DATA SHOWN:

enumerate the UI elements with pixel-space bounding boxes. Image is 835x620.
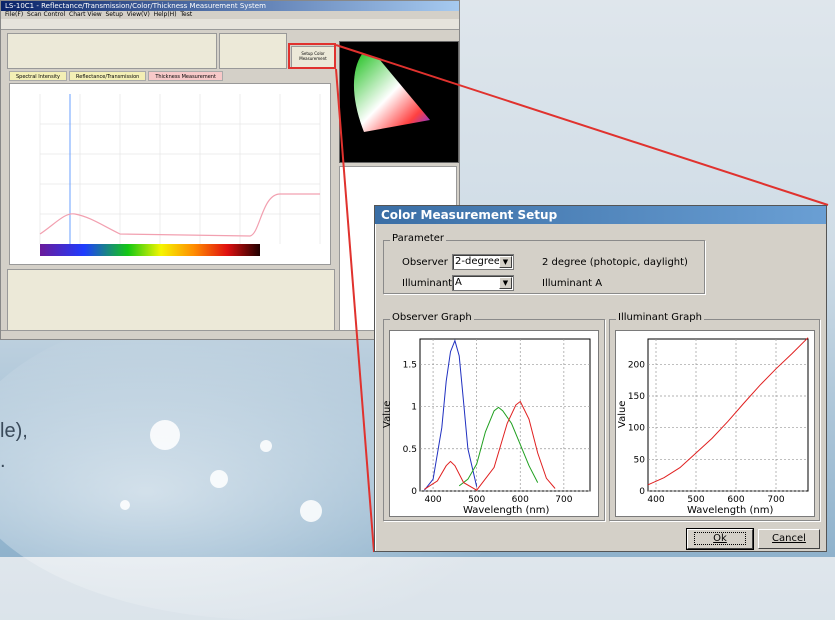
menu-test[interactable]: Test xyxy=(180,11,193,18)
app-status-bar xyxy=(1,330,459,339)
menu-help[interactable]: Help(H) xyxy=(153,11,177,18)
illuminant-description: Illuminant A xyxy=(542,278,603,289)
background-text-fragment: . xyxy=(0,450,6,472)
background-sparkle xyxy=(260,440,272,452)
menu-setup[interactable]: Setup xyxy=(105,11,123,18)
x-tick-label: 500 xyxy=(687,495,704,505)
illuminant-graph-area: 400 500 600 700 0 50 100 150 200 xyxy=(615,330,815,517)
observer-select[interactable]: 2-degree ▼ xyxy=(452,254,514,270)
background-text-fragment: le), xyxy=(0,420,28,442)
cancel-button[interactable]: Cancel xyxy=(758,529,820,549)
illuminant-select-value: A xyxy=(455,277,462,288)
app-toolbar xyxy=(1,19,459,30)
illuminant-graph-xlabel: Wavelength (nm) xyxy=(687,505,774,516)
illuminant-label: Illuminant xyxy=(402,278,453,289)
x-tick-label: 700 xyxy=(767,495,784,505)
chevron-down-icon[interactable]: ▼ xyxy=(499,256,512,268)
cie-diagram-svg xyxy=(353,54,430,132)
series-line-2 xyxy=(424,400,556,491)
x-tick-label: 600 xyxy=(727,495,744,505)
illuminant-select[interactable]: A ▼ xyxy=(452,275,514,291)
series-line-1 xyxy=(458,406,539,487)
y-tick-label: 50 xyxy=(634,455,646,465)
series-line-0 xyxy=(647,337,809,486)
chevron-down-icon[interactable]: ▼ xyxy=(499,277,512,289)
menu-scan-control[interactable]: Scan Control xyxy=(27,11,66,18)
background-sparkle xyxy=(120,500,130,510)
observer-graph-svg: 400 500 600 700 0 0.5 1 1.5 xyxy=(403,338,591,505)
y-tick-label: 100 xyxy=(628,424,645,434)
measurement-mode-panel xyxy=(7,269,335,331)
cancel-button-label: Cancel xyxy=(772,533,806,544)
reflectance-chart xyxy=(9,83,331,265)
menu-file[interactable]: File(F) xyxy=(5,11,24,18)
menu-chart-view[interactable]: Chart View xyxy=(69,11,102,18)
setup-button-callout xyxy=(288,43,336,69)
background-sparkle xyxy=(210,470,228,488)
y-tick-label: 0.5 xyxy=(403,445,417,455)
dialog-title: Color Measurement Setup xyxy=(375,206,826,224)
scan-settings-panel xyxy=(7,33,217,69)
tab-thickness[interactable]: Thickness Measurement xyxy=(148,71,223,81)
y-tick-label: 0 xyxy=(411,487,417,497)
observer-select-value: 2-degree xyxy=(455,256,501,267)
menu-view[interactable]: View(V) xyxy=(126,11,150,18)
y-tick-label: 0 xyxy=(639,487,645,497)
ok-button[interactable]: Ok xyxy=(686,528,754,550)
illuminant-graph-group: Illuminant Graph xyxy=(609,312,820,521)
tab-reflectance[interactable]: Reflectance/Transmission xyxy=(69,71,147,81)
cie-chromaticity-diagram xyxy=(339,41,459,163)
x-tick-label: 400 xyxy=(424,495,441,505)
parameter-group-label: Parameter xyxy=(390,233,447,244)
parameter-group: Parameter xyxy=(383,233,705,294)
color-measurement-setup-dialog: Color Measurement Setup Parameter Observ… xyxy=(374,205,827,552)
observer-graph-xlabel: Wavelength (nm) xyxy=(463,505,550,516)
background-sparkle xyxy=(300,500,322,522)
app-menu-bar: File(F) Scan Control Chart View Setup Vi… xyxy=(1,11,459,19)
ok-button-label: Ok xyxy=(713,533,727,544)
observer-graph-ylabel: Value xyxy=(382,400,393,428)
y-tick-label: 200 xyxy=(628,360,645,370)
x-tick-label: 400 xyxy=(647,495,664,505)
reference-panel xyxy=(219,33,287,69)
illuminant-graph-svg: 400 500 600 700 0 50 100 150 200 xyxy=(628,337,809,505)
illuminant-graph-ylabel: Value xyxy=(617,400,628,428)
y-tick-label: 1.5 xyxy=(403,360,417,370)
y-tick-label: 150 xyxy=(628,392,645,402)
observer-graph-group: Observer Graph xyxy=(383,312,605,521)
x-tick-label: 500 xyxy=(468,495,485,505)
observer-description: 2 degree (photopic, daylight) xyxy=(542,257,688,268)
app-tab-bar: Spectral Intensity Reflectance/Transmiss… xyxy=(9,71,223,81)
series-line-0 xyxy=(424,339,478,491)
background-sparkle xyxy=(150,420,180,450)
plot-frame xyxy=(419,338,591,492)
reflectance-chart-svg xyxy=(39,94,321,256)
observer-graph-area: 400 500 600 700 0 0.5 1 1.5 xyxy=(389,330,599,517)
x-tick-label: 600 xyxy=(512,495,529,505)
app-title-bar: LS-10C1 - Reflectance/Transmission/Color… xyxy=(1,1,459,11)
y-tick-label: 1 xyxy=(411,403,417,413)
observer-label: Observer xyxy=(402,257,448,268)
observer-graph-label: Observer Graph xyxy=(390,312,474,323)
x-tick-label: 700 xyxy=(555,495,572,505)
tab-spectral-intensity[interactable]: Spectral Intensity xyxy=(9,71,67,81)
illuminant-graph-label: Illuminant Graph xyxy=(616,312,704,323)
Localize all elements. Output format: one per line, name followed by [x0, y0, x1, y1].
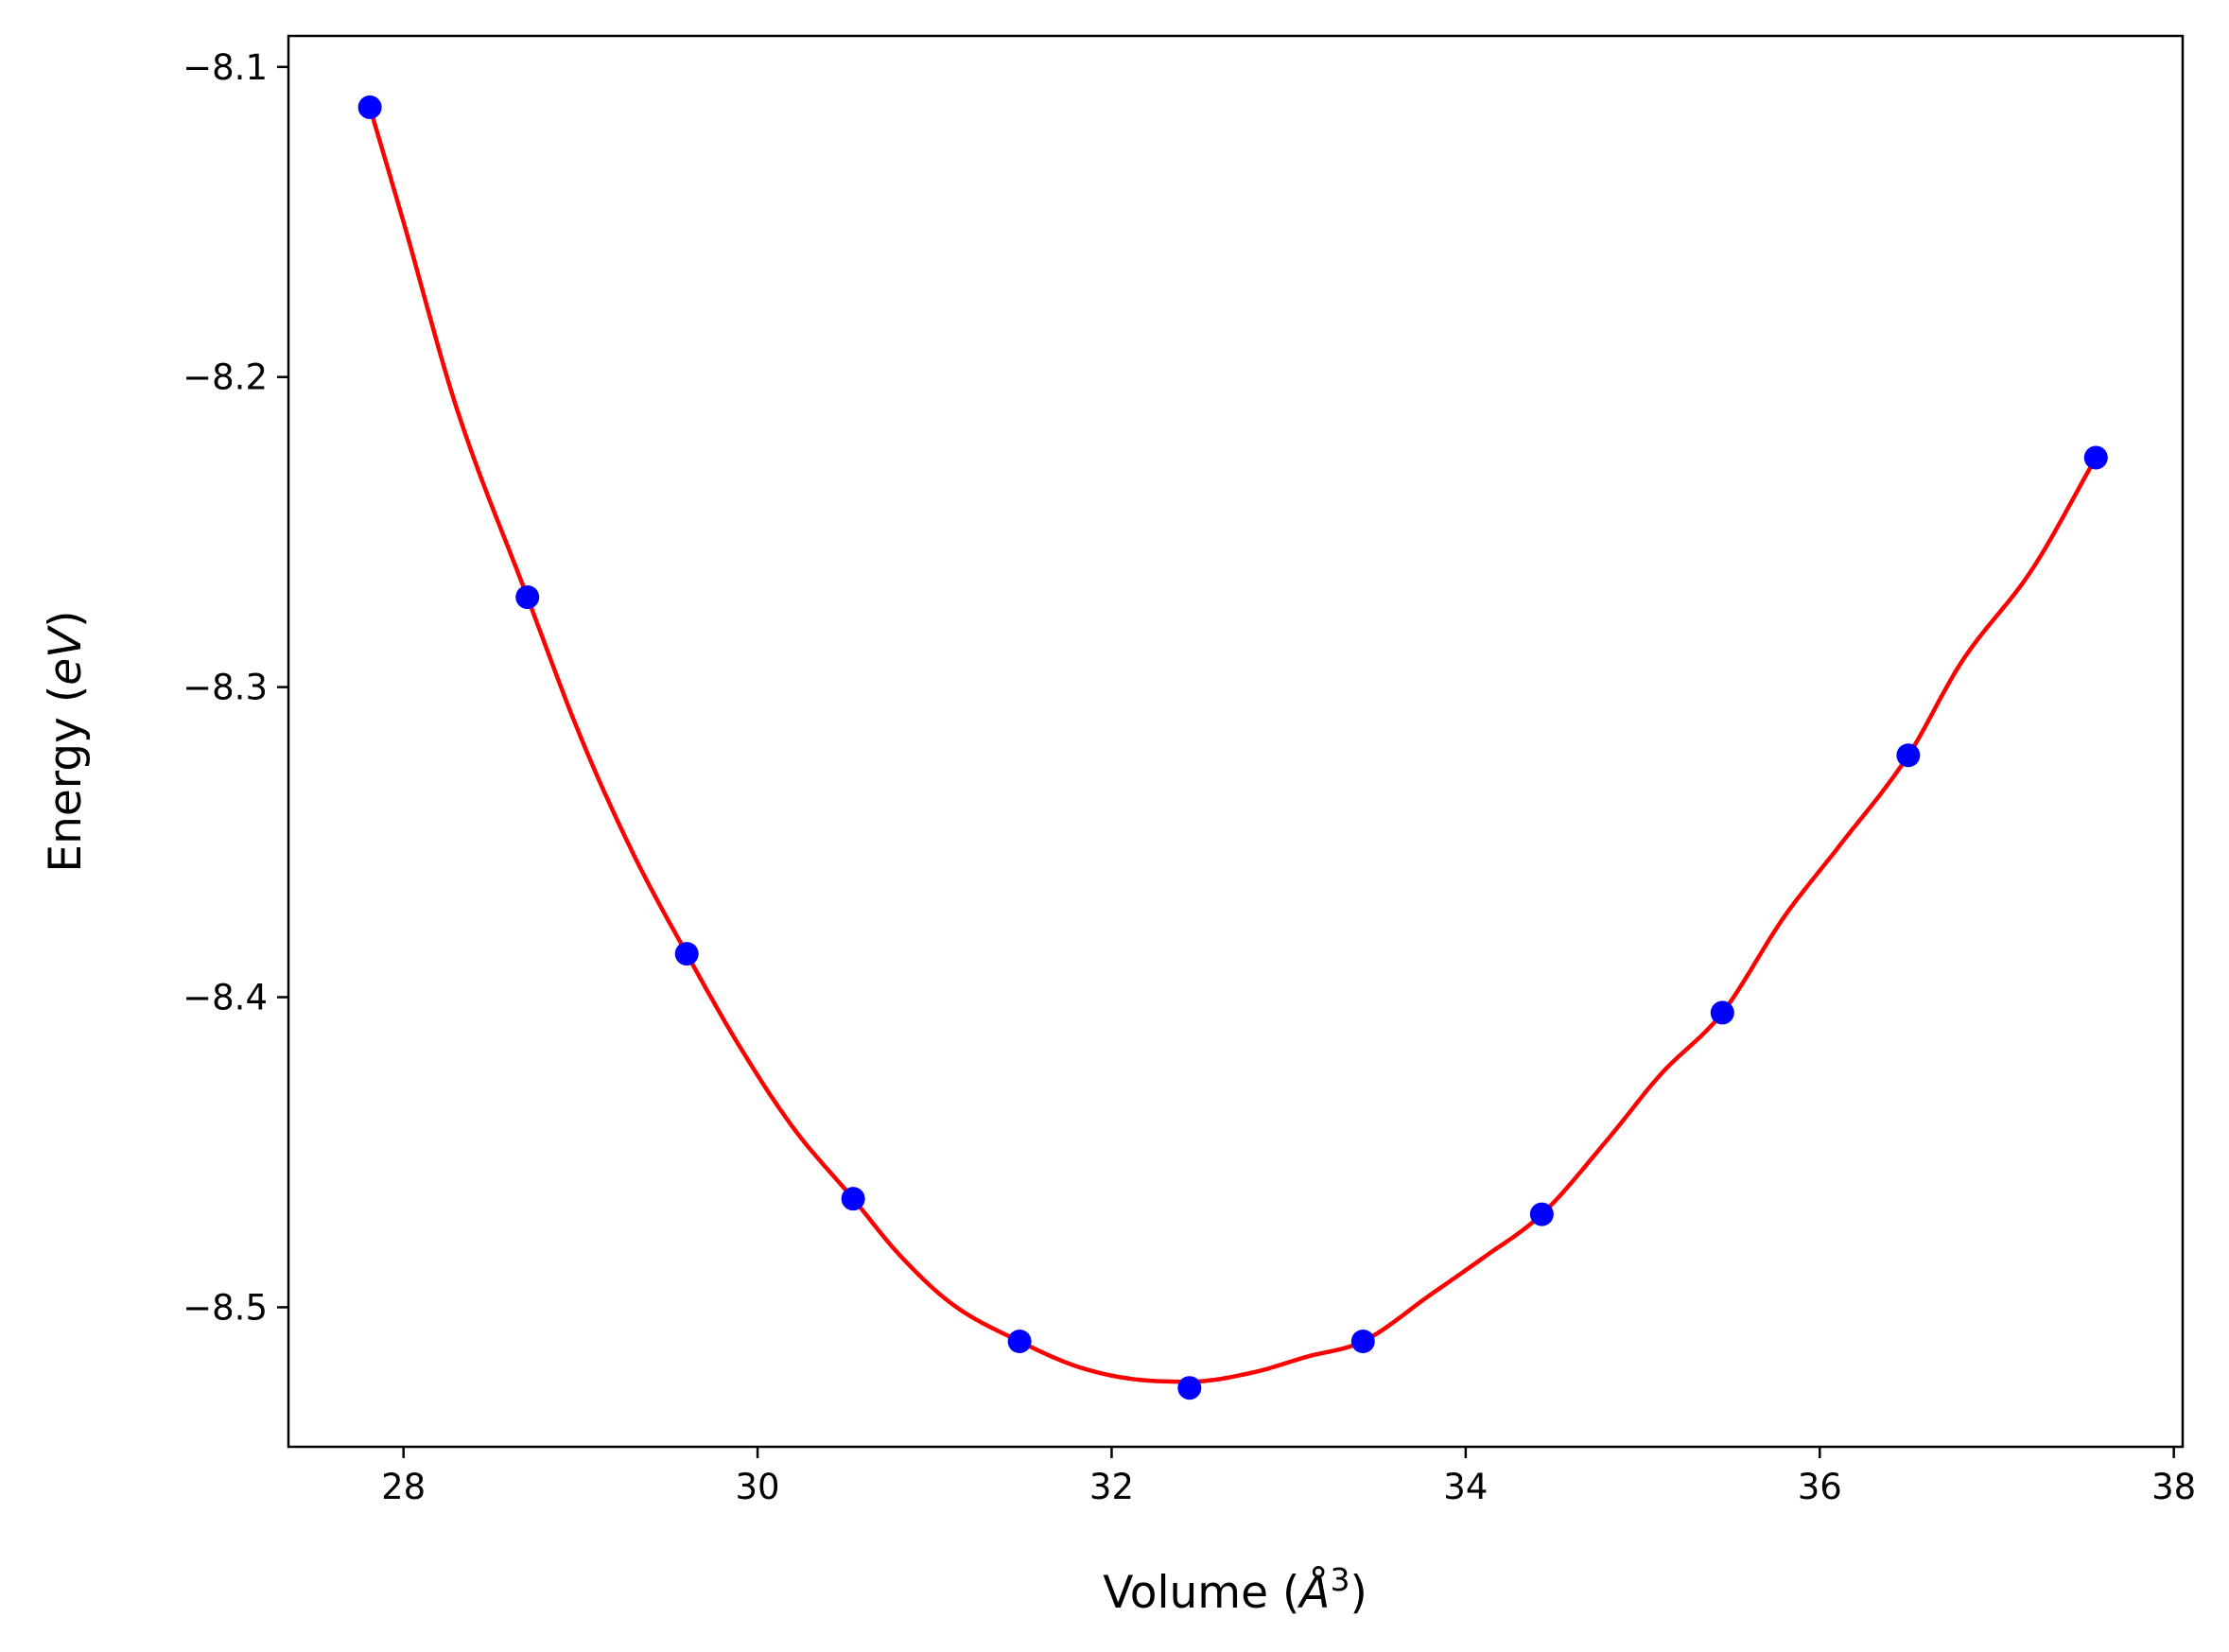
x-tick-label: 30: [736, 1467, 780, 1507]
y-tick-label: −8.4: [183, 978, 268, 1018]
x-axis-label-prefix: Volume (: [1103, 1567, 1299, 1619]
data-point: [1529, 1202, 1554, 1226]
y-axis-label-unit: eV: [40, 625, 92, 686]
data-point: [1710, 1000, 1734, 1025]
data-point: [357, 95, 382, 119]
x-tick-label: 38: [2151, 1467, 2196, 1507]
axes-frame: [287, 34, 2185, 1449]
data-point: [515, 585, 540, 610]
y-tick-label: −8.3: [183, 668, 268, 708]
x-tick-label: 36: [1798, 1467, 1842, 1507]
data-point: [1896, 743, 1921, 768]
data-point: [2083, 445, 2108, 470]
x-axis-label-suffix: ): [1350, 1567, 1367, 1619]
data-point: [1350, 1330, 1375, 1354]
data-point: [674, 942, 699, 966]
plot-area: [357, 95, 2108, 1400]
x-tick-label: 34: [1443, 1467, 1488, 1507]
data-point: [841, 1187, 865, 1211]
y-tick-label: −8.1: [183, 47, 268, 88]
x-axis-label-exponent: 3: [1330, 1561, 1350, 1598]
x-tick-label: 28: [381, 1467, 426, 1507]
y-axis: −8.1 −8.2 −8.3 −8.4 −8.5: [183, 47, 288, 1328]
data-point: [1007, 1330, 1032, 1354]
y-axis-label-suffix: ): [40, 610, 92, 627]
y-tick-label: −8.2: [183, 357, 268, 398]
x-axis: 28 30 32 34 36 38: [381, 1447, 2196, 1507]
x-axis-label-unit: Å: [1297, 1567, 1330, 1619]
data-point: [1177, 1376, 1202, 1400]
y-axis-label-prefix: Energy (: [40, 686, 92, 873]
x-tick-label: 32: [1089, 1467, 1134, 1507]
x-axis-label: Volume (Å3): [1103, 1561, 1367, 1619]
y-tick-label: −8.5: [183, 1287, 268, 1328]
y-axis-label: Energy (eV): [40, 610, 92, 872]
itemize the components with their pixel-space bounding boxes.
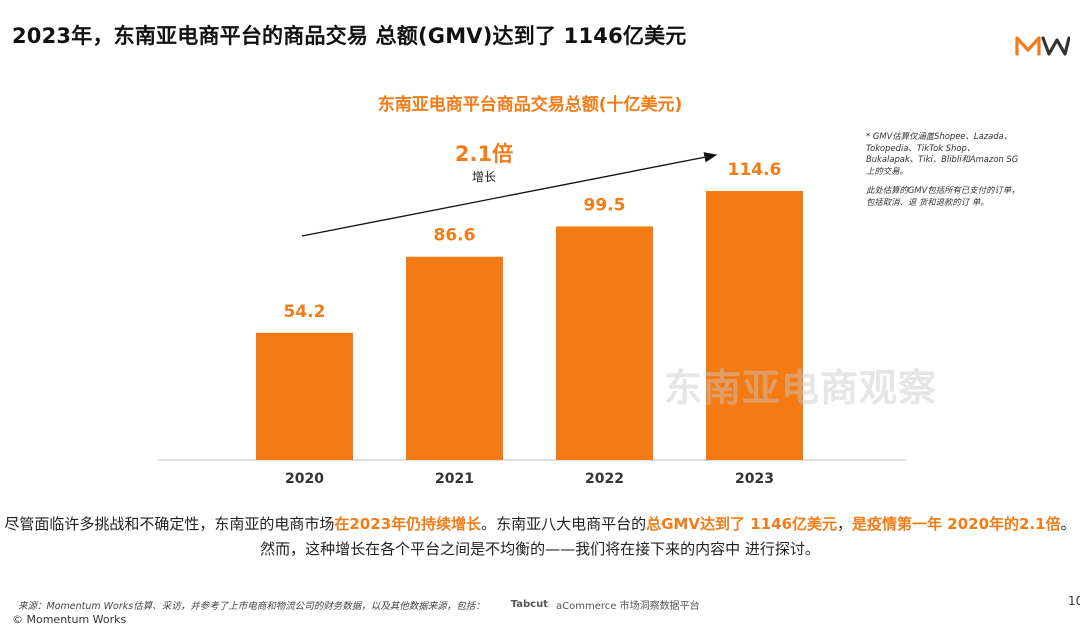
summary-text: 尽管面临许多挑战和不确定性，东南亚的电商市场在2023年仍持续增长。东南亚八大电… bbox=[0, 512, 1080, 562]
summary-part: 。然而，这种增长在各个平台之间是不均衡的——我们将在接下来的内容中 进行探讨。 bbox=[260, 515, 1076, 558]
slide-title: 2023年，东南亚电商平台的商品交易 总额(GMV)达到了 1146亿美元 bbox=[12, 24, 687, 48]
summary-part: ， bbox=[837, 515, 853, 533]
watermark: 东南亚电商观察 bbox=[664, 366, 938, 410]
chart-footnote: * GMV估算仅涵盖Shopee、Lazada、Tokopedia、TikTok… bbox=[866, 131, 1026, 216]
x-tick-label-2021: 2021 bbox=[435, 471, 474, 487]
summary-highlight: 总GMV达到了 1146亿美元 bbox=[646, 515, 838, 533]
growth-multiplier: 2.1倍 bbox=[455, 142, 513, 166]
data-label-2020: 54.2 bbox=[284, 302, 326, 322]
x-tick-label-2022: 2022 bbox=[585, 471, 624, 487]
bar-2023 bbox=[706, 191, 803, 460]
bar-2021 bbox=[406, 256, 503, 460]
x-tick-label-2023: 2023 bbox=[735, 471, 774, 487]
summary-highlight: 是疫情第一年 2020年的2.1倍 bbox=[852, 515, 1061, 533]
summary-part: 尽管面临许多挑战和不确定性，东南亚的电商市场 bbox=[4, 515, 335, 533]
summary-highlight: 在2023年仍持续增长 bbox=[334, 515, 482, 533]
source-note: 来源：Momentum Works估算、采访，并参考了上市电商和物流公司的财务数… bbox=[18, 597, 700, 612]
data-label-2022: 99.5 bbox=[584, 195, 626, 215]
source-brand-tabcut: Tabcut bbox=[510, 599, 548, 610]
source-brand-acommerce: aCommerce 市场洞察数据平台 bbox=[555, 601, 700, 612]
x-tick-label-2020: 2020 bbox=[285, 471, 324, 487]
growth-label: 增长 bbox=[472, 170, 496, 184]
bar-2020 bbox=[256, 332, 353, 460]
momentum-works-logo bbox=[1015, 36, 1070, 56]
footnote-coverage: * GMV估算仅涵盖Shopee、Lazada、Tokopedia、TikTok… bbox=[866, 131, 1019, 176]
data-label-2021: 86.6 bbox=[434, 226, 476, 246]
summary-part: 。东南亚八大电商平台的 bbox=[481, 515, 647, 533]
growth-arrow bbox=[301, 152, 718, 237]
bar-2022 bbox=[556, 226, 653, 460]
data-label-2023: 114.6 bbox=[728, 160, 782, 180]
page-number: 10 bbox=[1068, 594, 1080, 608]
copyright: © Momentum Works bbox=[12, 613, 127, 626]
source-text: 来源：Momentum Works估算、采访，并参考了上市电商和物流公司的财务数… bbox=[18, 600, 485, 612]
chart-title: 东南亚电商平台商品交易总额(十亿美元) bbox=[377, 95, 683, 115]
footnote-definition: 此处估算的GMV包括所有已支付的订单，包括取消、退 货和退款的订 单。 bbox=[866, 185, 1020, 207]
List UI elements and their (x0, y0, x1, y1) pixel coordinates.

WHAT YOU HAVE TO DO: Copy out the records exactly, covering everything from the line containing "512, 1080, 562]" down to the line containing "copyright: © Momentum", both of those lines included.

FULL OUTPUT:
summary-text: 尽管面临许多挑战和不确定性，东南亚的电商市场在2023年仍持续增长。东南亚八大电… bbox=[0, 512, 1080, 562]
summary-part: 。然而，这种增长在各个平台之间是不均衡的——我们将在接下来的内容中 进行探讨。 bbox=[260, 515, 1076, 558]
slide-title: 2023年，东南亚电商平台的商品交易 总额(GMV)达到了 1146亿美元 bbox=[12, 24, 687, 48]
summary-part: ， bbox=[837, 515, 853, 533]
watermark: 东南亚电商观察 bbox=[664, 366, 938, 410]
chart-footnote: * GMV估算仅涵盖Shopee、Lazada、Tokopedia、TikTok… bbox=[866, 131, 1026, 216]
x-tick-label-2021: 2021 bbox=[435, 471, 474, 487]
summary-highlight: 总GMV达到了 1146亿美元 bbox=[646, 515, 838, 533]
growth-multiplier: 2.1倍 bbox=[455, 142, 513, 166]
data-label-2020: 54.2 bbox=[284, 302, 326, 322]
x-tick-label-2022: 2022 bbox=[585, 471, 624, 487]
bar-2023 bbox=[706, 191, 803, 460]
bar-2021 bbox=[406, 256, 503, 460]
x-tick-label-2023: 2023 bbox=[735, 471, 774, 487]
summary-highlight: 是疫情第一年 2020年的2.1倍 bbox=[852, 515, 1061, 533]
summary-part: 尽管面临许多挑战和不确定性，东南亚的电商市场 bbox=[4, 515, 335, 533]
summary-highlight: 在2023年仍持续增长 bbox=[334, 515, 482, 533]
source-note: 来源：Momentum Works估算、采访，并参考了上市电商和物流公司的财务数… bbox=[18, 597, 700, 612]
data-label-2022: 99.5 bbox=[584, 195, 626, 215]
source-brand-tabcut: Tabcut bbox=[510, 599, 548, 610]
source-brand-acommerce: aCommerce 市场洞察数据平台 bbox=[555, 601, 700, 612]
x-tick-label-2020: 2020 bbox=[285, 471, 324, 487]
growth-label: 增长 bbox=[472, 170, 496, 184]
bar-2020 bbox=[256, 332, 353, 460]
momentum-works-logo bbox=[1015, 36, 1070, 56]
footnote-coverage: * GMV估算仅涵盖Shopee、Lazada、Tokopedia、TikTok… bbox=[866, 131, 1019, 176]
data-label-2021: 86.6 bbox=[434, 226, 476, 246]
summary-part: 。东南亚八大电商平台的 bbox=[481, 515, 647, 533]
growth-arrow bbox=[301, 152, 718, 237]
bar-2022 bbox=[556, 226, 653, 460]
data-label-2023: 114.6 bbox=[728, 160, 782, 180]
page-number: 10 bbox=[1068, 594, 1080, 608]
copyright: © Momentum Works bbox=[12, 613, 127, 626]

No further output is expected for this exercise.